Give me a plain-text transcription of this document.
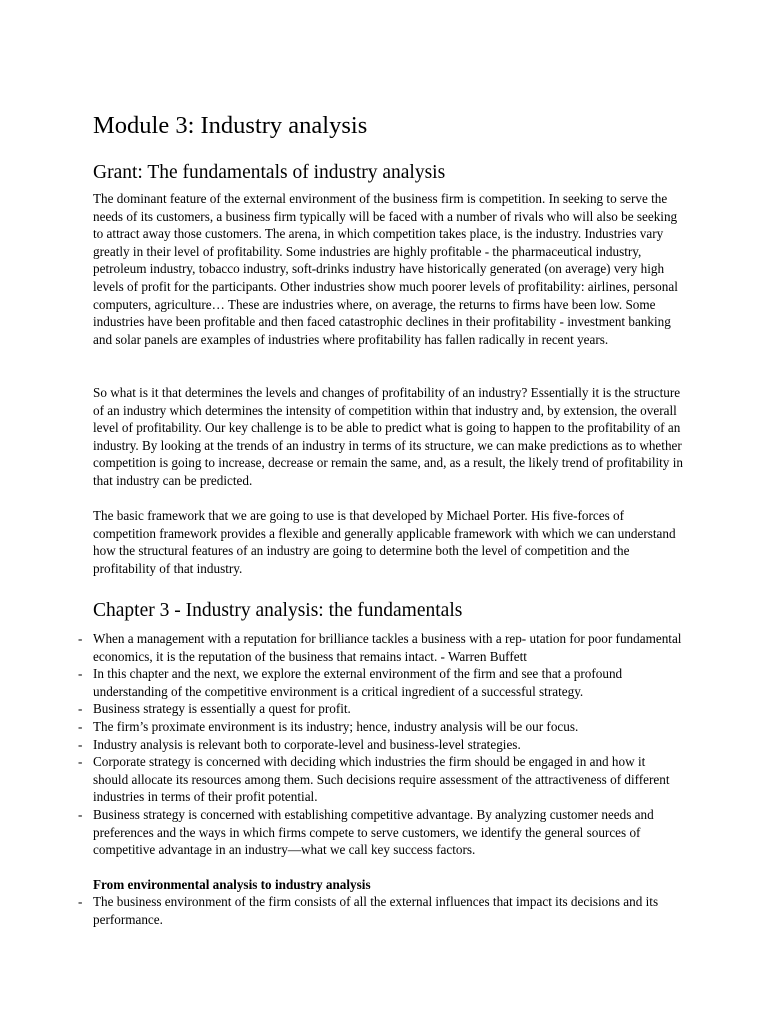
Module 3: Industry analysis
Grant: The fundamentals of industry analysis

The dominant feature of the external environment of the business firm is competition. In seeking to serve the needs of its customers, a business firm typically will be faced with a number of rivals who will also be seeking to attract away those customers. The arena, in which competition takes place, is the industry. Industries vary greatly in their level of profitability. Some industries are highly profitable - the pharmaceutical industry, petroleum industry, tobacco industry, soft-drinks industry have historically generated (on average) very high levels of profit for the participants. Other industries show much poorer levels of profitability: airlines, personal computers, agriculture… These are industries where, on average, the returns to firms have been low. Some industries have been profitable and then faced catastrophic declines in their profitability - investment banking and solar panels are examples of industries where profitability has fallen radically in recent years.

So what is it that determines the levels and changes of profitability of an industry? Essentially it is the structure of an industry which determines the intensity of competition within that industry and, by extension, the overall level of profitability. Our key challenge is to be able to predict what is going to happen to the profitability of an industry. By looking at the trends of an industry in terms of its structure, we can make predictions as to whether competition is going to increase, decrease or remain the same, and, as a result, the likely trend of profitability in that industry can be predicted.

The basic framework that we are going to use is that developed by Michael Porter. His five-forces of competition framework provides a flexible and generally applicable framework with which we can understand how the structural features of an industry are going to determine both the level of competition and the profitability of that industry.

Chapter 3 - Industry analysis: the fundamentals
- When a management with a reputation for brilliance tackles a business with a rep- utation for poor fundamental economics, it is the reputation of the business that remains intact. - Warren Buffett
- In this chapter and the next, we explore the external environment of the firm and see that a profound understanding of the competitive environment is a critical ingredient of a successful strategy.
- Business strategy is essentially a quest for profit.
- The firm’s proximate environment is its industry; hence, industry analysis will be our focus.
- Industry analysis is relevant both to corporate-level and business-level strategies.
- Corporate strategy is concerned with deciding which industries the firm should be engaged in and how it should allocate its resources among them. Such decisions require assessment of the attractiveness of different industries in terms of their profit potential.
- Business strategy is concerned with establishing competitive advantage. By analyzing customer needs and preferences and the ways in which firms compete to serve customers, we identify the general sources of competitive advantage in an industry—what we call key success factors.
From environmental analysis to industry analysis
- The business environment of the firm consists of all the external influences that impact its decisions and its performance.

-*-

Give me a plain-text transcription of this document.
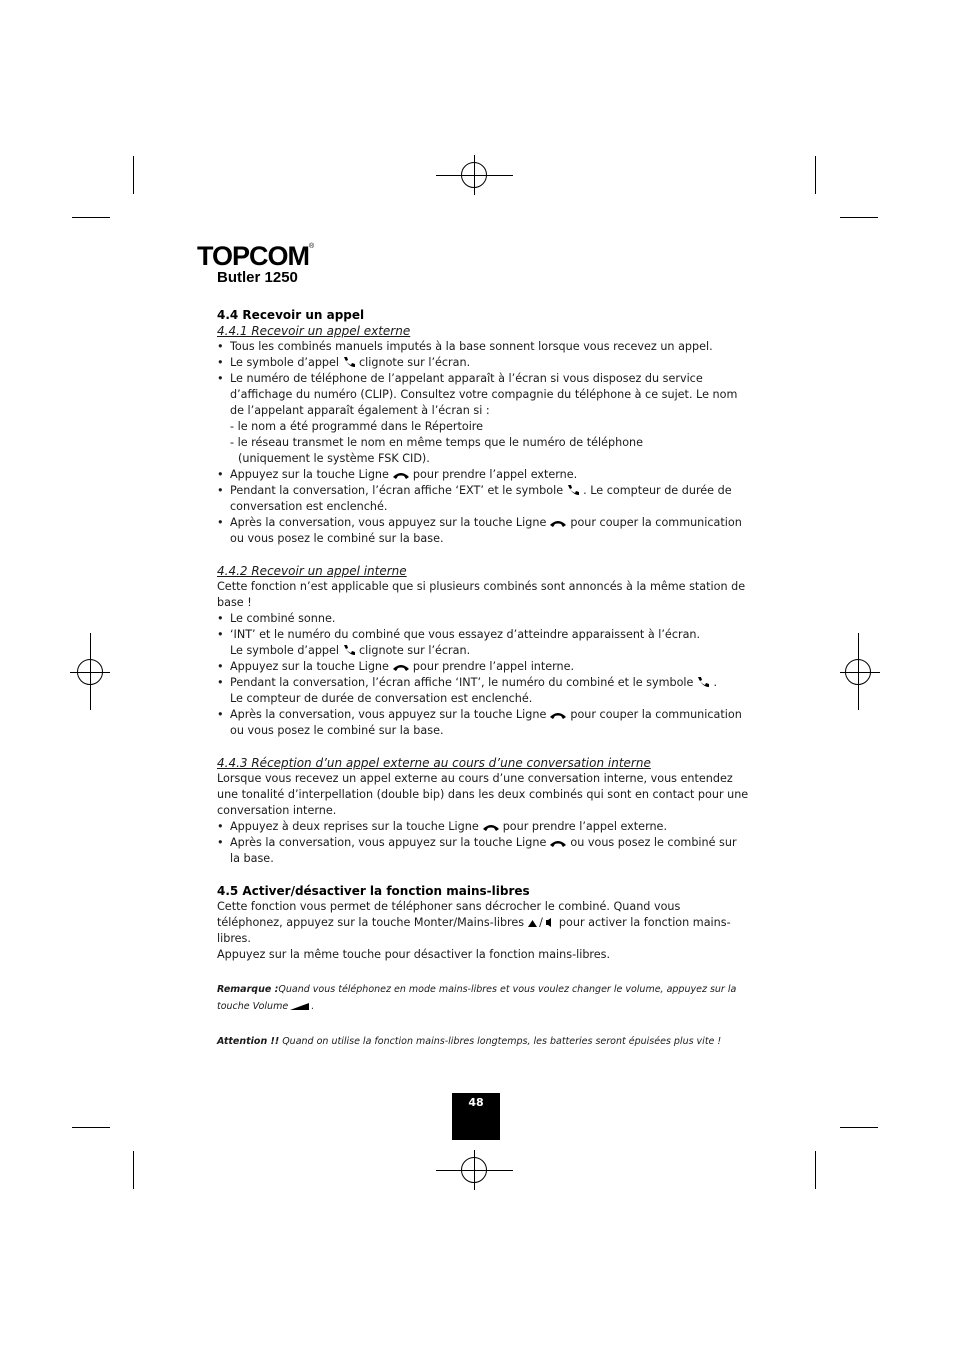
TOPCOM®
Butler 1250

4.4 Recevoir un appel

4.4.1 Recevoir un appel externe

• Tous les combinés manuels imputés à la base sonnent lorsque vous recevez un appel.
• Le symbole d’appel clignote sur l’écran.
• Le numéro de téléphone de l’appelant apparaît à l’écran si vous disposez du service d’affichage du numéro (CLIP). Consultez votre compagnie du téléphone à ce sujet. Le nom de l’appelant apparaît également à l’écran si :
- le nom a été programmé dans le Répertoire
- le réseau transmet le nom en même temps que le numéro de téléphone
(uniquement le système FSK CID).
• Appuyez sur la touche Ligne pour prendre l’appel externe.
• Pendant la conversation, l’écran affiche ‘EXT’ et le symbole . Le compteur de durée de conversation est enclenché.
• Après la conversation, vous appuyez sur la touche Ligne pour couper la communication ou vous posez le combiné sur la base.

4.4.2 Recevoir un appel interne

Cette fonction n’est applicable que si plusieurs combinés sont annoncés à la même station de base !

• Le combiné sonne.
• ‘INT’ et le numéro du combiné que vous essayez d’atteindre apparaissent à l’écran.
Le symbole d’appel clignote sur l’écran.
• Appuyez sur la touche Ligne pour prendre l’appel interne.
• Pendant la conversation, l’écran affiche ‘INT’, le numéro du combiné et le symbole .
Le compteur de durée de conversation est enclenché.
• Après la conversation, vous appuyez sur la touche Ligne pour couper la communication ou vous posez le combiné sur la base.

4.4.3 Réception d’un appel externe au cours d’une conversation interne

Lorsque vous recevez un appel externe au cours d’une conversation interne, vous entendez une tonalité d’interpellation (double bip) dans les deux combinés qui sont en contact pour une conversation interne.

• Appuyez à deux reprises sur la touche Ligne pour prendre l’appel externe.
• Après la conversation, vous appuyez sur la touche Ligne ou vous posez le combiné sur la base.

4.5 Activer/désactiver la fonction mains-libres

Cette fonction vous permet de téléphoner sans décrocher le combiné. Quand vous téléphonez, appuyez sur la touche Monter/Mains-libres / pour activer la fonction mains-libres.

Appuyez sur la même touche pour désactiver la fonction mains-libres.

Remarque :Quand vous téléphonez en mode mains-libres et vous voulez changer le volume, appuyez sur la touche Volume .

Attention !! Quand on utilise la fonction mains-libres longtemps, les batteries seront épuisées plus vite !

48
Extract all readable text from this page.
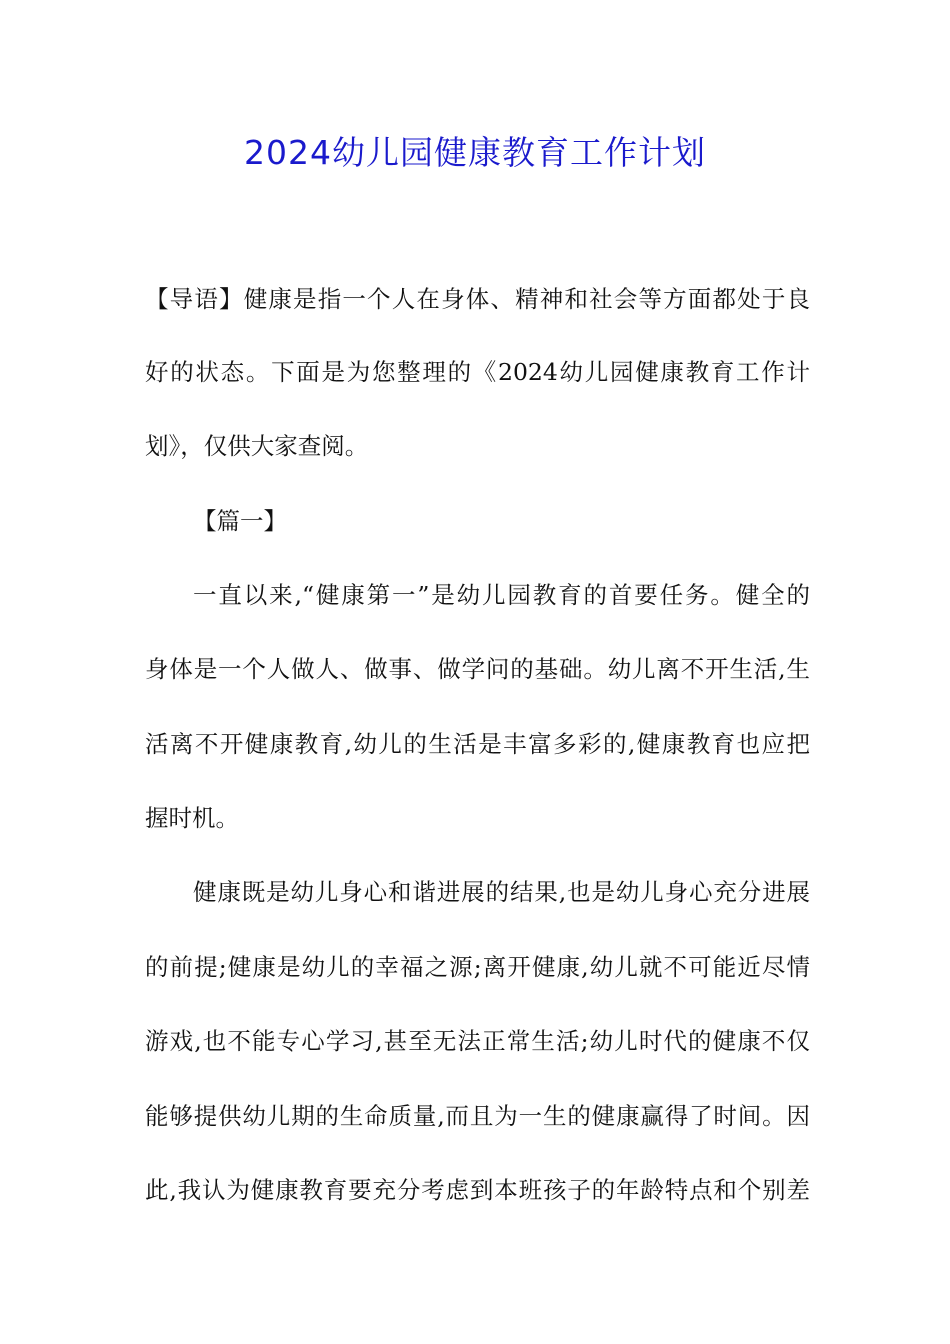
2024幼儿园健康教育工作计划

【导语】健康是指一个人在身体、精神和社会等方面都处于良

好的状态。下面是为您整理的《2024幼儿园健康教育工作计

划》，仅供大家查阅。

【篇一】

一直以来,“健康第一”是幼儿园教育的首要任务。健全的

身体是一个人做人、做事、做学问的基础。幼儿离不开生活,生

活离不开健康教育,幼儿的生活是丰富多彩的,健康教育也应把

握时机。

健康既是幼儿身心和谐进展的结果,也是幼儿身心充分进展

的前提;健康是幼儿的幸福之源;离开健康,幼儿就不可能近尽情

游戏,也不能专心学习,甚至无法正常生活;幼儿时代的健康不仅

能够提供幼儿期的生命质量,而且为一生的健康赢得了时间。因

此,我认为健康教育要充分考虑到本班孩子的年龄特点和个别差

-*-

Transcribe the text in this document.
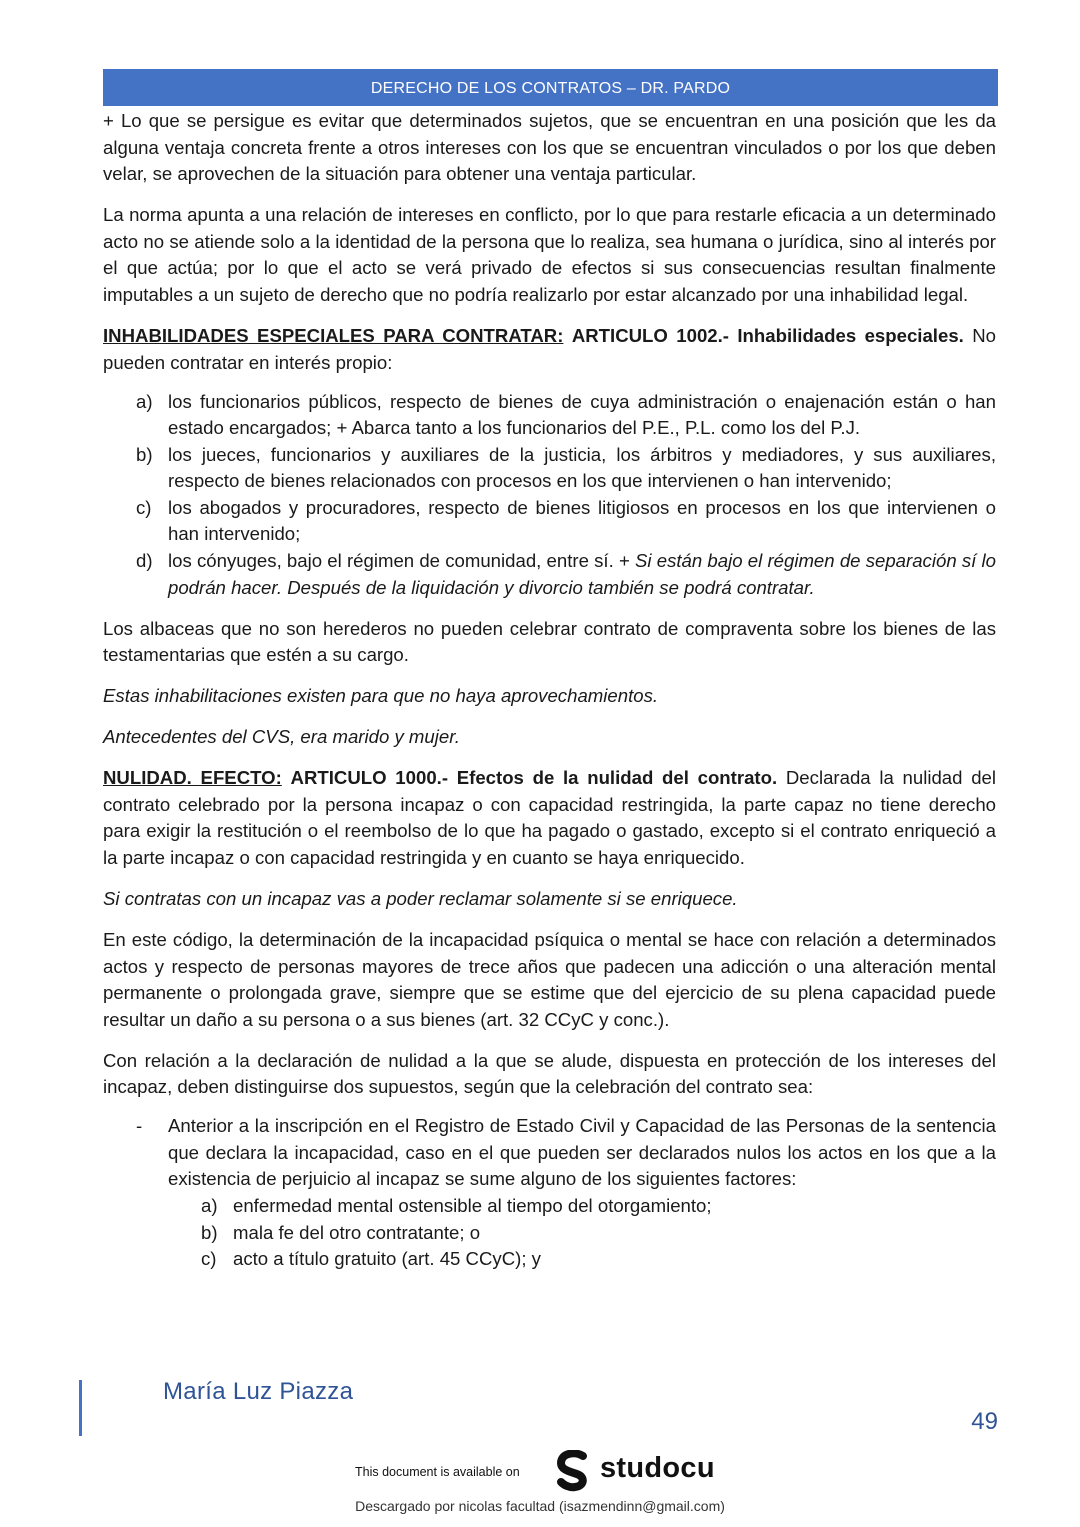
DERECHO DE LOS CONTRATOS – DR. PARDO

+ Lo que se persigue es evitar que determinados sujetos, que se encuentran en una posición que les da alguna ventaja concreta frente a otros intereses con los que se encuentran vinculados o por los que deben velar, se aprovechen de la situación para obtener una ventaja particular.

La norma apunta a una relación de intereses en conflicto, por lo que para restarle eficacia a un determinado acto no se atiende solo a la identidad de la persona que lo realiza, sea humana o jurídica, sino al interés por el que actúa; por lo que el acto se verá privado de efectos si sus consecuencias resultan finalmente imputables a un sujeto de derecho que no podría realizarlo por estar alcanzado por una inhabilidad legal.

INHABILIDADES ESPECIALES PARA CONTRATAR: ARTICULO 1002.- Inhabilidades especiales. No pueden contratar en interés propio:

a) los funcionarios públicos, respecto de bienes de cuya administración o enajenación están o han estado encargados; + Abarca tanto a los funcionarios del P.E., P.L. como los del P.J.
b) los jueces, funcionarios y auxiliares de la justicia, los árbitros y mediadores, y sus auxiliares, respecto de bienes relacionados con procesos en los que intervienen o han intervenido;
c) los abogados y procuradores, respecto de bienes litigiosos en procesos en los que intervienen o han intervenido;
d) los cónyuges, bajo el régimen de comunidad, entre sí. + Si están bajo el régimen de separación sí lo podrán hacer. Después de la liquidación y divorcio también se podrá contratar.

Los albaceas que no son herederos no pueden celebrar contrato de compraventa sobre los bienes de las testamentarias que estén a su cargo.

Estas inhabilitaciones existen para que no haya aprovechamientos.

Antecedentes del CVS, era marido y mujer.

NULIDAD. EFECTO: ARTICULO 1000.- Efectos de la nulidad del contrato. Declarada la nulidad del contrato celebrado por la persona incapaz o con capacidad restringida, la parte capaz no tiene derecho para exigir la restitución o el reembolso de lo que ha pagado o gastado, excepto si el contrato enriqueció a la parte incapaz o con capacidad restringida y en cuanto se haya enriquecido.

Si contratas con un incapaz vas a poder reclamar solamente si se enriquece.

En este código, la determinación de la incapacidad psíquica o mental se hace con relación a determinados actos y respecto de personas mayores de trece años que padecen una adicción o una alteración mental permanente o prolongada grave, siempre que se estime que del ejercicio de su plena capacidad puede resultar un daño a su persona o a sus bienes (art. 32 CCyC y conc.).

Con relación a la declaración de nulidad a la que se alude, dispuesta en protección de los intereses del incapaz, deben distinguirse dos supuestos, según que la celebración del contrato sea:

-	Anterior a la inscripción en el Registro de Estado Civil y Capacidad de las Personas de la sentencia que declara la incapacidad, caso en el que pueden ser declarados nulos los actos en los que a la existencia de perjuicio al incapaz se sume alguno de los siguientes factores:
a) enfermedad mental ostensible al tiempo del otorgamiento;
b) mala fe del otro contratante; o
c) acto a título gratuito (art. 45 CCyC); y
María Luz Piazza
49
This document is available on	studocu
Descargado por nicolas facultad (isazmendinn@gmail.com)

-*-

◆ **Stated task**: Copy each line of the listing in which the word "compteur" can be found.

◆ **Response below**:
• Pendant la conversation, l’écran affiche ‘EXT’ et le symbole . Le compteur de durée de conversation est enclenché.
Le compteur de durée de conversation est enclenché.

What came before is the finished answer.